Dataset items:
(begin)

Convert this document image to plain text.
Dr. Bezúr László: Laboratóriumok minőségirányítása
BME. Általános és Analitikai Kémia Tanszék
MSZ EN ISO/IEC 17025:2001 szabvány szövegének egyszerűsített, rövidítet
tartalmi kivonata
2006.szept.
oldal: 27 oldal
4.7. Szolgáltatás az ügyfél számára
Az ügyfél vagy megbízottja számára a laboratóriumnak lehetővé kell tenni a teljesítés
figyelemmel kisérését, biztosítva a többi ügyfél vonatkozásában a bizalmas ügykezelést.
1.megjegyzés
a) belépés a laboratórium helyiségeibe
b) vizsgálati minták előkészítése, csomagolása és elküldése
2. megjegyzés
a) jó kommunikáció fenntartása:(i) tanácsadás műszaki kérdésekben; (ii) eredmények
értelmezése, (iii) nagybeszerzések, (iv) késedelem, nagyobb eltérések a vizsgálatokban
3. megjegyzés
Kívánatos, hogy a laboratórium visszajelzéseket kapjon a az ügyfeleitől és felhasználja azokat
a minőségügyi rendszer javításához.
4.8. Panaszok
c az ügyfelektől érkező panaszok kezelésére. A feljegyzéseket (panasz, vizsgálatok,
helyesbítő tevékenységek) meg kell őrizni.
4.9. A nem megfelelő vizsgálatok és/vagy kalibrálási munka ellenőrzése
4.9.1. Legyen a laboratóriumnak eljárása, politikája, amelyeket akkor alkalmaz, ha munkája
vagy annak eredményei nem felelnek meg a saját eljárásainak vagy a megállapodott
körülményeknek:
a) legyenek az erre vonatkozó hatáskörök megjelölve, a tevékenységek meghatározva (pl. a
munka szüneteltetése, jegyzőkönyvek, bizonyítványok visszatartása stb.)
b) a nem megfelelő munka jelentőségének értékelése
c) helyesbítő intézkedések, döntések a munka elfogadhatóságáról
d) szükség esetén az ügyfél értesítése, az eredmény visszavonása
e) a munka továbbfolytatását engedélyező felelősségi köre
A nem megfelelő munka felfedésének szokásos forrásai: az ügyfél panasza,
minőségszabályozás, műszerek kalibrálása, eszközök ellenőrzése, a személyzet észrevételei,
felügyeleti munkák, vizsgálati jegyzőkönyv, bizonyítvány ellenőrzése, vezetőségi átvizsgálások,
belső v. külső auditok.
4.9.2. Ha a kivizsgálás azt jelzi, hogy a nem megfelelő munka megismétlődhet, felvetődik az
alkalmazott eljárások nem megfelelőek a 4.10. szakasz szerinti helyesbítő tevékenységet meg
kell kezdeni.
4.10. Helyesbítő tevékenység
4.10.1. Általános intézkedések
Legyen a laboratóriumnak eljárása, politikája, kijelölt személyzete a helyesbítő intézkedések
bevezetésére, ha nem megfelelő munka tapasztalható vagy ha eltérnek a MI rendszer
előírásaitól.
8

(end)
(begin)

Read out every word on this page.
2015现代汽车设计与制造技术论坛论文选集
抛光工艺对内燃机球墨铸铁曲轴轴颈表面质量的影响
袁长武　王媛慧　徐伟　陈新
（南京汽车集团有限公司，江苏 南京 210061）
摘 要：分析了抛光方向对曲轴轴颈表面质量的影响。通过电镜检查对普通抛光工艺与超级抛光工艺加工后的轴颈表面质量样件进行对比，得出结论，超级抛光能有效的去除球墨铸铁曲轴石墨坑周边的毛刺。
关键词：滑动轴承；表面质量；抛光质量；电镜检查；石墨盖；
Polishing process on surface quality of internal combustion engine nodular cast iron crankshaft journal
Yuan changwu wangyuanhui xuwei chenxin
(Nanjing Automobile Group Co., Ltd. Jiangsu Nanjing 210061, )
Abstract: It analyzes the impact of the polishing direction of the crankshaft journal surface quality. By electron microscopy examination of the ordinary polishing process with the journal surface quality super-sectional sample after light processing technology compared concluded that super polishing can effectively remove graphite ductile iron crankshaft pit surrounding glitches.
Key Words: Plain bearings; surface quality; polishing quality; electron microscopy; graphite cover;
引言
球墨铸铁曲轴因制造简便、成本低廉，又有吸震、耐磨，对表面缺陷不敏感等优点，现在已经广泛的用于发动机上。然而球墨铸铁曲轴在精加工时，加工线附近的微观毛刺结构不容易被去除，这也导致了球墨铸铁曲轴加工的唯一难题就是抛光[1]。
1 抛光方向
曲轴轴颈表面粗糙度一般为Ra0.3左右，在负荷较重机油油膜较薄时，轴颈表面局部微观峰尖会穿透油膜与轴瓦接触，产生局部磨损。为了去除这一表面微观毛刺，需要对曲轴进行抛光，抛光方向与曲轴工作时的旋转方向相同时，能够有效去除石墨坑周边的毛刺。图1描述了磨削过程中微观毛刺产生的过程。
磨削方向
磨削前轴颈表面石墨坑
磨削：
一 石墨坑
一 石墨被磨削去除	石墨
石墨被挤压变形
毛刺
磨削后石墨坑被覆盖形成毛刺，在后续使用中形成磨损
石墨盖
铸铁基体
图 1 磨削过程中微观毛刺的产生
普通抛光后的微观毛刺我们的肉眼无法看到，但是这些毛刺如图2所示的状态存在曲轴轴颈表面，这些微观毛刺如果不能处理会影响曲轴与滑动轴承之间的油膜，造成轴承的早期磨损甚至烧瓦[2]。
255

(end)

— What you are asked to do —
Only lines holding the string "politikája" are wanted; gather each one from the entries above.

— Solution —
4.9.1. Legyen a laboratóriumnak eljárása, politikája, amelyeket akkor alkalmaz, ha munkája
Legyen a laboratóriumnak eljárása, politikája, kijelölt személyzete a helyesbítő intézkedések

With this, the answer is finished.